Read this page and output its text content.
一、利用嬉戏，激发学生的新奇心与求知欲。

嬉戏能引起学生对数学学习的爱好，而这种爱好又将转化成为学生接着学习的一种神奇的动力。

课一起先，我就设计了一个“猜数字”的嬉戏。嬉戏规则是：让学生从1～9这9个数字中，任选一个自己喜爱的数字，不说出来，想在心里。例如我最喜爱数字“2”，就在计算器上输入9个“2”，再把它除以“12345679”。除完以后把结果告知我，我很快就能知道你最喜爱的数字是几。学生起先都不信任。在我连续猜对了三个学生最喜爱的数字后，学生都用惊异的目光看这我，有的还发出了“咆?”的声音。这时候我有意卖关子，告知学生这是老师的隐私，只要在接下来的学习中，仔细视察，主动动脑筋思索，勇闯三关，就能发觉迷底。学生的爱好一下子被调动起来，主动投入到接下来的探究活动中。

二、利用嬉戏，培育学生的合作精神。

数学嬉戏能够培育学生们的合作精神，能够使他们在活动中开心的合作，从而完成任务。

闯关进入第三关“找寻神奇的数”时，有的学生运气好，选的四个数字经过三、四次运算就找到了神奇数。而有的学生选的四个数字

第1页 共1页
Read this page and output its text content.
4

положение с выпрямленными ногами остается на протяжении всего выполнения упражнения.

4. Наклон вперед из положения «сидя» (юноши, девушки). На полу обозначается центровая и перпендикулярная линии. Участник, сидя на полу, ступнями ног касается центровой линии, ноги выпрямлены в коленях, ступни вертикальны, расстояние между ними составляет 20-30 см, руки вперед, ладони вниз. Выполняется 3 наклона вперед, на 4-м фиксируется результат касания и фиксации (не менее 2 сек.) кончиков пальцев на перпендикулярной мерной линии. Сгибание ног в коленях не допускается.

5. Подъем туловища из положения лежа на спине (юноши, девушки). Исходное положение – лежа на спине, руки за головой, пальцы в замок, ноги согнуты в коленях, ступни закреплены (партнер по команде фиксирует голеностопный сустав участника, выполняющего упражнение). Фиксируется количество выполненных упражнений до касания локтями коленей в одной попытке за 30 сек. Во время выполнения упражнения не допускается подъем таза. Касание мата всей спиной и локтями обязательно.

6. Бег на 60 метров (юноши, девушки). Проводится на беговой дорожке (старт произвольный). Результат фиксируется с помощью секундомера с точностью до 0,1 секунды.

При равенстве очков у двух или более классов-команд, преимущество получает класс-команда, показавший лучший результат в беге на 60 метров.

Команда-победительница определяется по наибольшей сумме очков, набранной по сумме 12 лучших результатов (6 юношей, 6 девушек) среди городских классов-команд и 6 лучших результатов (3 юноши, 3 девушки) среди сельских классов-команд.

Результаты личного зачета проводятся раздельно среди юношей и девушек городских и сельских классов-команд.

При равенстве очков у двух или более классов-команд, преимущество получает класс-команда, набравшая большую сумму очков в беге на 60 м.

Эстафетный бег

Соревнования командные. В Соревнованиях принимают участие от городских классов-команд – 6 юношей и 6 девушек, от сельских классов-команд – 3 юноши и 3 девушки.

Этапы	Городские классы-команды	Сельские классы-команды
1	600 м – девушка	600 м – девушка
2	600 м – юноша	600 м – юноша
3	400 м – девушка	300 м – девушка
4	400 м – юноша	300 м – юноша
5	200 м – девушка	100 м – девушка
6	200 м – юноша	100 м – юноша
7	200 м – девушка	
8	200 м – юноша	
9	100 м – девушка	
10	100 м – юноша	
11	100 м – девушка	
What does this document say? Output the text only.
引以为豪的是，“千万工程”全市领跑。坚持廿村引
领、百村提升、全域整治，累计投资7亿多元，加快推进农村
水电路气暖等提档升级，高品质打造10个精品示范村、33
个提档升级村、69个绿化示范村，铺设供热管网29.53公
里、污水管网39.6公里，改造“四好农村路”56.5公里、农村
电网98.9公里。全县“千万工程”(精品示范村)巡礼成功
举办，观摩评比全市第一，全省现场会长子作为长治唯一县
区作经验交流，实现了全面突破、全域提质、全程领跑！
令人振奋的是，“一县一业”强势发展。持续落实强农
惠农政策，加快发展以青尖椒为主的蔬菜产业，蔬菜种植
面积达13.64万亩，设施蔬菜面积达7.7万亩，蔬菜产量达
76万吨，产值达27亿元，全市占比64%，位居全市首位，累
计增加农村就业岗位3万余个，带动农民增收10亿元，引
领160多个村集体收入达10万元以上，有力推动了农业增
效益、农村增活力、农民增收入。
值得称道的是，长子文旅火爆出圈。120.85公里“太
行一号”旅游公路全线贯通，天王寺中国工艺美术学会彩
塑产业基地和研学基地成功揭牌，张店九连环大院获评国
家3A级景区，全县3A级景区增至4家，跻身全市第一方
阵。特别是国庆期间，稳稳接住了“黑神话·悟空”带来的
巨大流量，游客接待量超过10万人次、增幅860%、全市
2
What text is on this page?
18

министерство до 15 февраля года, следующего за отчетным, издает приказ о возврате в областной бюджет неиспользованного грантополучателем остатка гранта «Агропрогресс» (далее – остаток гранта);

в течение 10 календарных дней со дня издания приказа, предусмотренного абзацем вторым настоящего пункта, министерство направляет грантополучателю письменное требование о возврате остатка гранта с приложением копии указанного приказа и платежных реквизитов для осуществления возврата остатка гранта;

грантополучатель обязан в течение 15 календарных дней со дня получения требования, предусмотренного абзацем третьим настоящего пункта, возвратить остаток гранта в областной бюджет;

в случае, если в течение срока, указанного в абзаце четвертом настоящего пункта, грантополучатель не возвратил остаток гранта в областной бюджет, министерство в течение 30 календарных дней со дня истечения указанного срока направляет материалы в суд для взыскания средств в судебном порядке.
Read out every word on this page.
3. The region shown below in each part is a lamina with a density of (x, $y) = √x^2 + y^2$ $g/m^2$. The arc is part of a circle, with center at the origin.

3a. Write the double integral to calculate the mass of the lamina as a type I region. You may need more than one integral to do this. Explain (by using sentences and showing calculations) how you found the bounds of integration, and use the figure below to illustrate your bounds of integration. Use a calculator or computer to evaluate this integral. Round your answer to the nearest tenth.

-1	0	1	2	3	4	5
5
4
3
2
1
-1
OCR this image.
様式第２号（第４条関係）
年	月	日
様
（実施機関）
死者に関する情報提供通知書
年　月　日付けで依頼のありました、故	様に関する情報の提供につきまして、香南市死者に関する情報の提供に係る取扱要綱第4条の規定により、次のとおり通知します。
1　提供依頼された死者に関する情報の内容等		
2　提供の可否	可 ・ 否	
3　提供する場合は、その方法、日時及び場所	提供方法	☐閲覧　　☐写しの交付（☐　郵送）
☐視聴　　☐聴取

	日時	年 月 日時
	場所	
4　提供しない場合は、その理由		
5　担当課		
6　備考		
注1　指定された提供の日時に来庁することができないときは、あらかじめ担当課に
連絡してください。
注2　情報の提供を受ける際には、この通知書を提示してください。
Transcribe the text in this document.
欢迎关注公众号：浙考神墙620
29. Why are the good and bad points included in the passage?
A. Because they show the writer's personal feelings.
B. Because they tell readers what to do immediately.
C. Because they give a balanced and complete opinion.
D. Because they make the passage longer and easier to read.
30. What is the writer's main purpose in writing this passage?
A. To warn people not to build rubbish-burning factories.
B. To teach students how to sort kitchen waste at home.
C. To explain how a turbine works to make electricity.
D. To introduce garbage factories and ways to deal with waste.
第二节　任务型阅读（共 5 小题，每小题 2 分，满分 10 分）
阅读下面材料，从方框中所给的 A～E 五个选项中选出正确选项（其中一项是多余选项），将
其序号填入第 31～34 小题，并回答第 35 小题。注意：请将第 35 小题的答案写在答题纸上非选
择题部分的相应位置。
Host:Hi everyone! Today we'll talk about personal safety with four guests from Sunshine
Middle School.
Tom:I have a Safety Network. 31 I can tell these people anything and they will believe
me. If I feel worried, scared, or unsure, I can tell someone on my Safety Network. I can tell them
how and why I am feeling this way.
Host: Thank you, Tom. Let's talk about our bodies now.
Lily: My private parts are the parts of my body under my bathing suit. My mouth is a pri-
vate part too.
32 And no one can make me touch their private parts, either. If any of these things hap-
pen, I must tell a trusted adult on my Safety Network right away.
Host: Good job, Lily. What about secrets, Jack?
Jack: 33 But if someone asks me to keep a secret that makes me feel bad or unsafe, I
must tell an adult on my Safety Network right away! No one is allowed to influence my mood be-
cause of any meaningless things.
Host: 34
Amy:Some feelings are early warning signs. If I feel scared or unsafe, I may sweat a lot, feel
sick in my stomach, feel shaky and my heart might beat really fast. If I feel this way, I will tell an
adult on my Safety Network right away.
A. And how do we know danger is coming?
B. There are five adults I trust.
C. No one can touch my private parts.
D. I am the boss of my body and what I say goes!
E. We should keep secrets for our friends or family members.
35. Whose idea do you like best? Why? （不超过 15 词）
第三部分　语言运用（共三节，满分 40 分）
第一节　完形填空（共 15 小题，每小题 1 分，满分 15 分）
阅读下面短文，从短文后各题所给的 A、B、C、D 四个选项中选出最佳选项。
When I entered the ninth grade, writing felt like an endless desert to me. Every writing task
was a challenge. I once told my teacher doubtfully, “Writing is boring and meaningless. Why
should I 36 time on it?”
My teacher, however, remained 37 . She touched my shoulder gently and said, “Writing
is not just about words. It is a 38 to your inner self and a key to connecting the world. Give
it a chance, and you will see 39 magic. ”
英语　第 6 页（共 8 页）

========================================

Given exercise => Pick out the lines containing the word "unsafe" and show them.

Solution =>
Jack: 33 But if someone asks me to keep a secret that makes me feel bad or unsafe, I
Amy:Some feelings are early warning signs. If I feel scared or unsafe, I may sweat a lot, feel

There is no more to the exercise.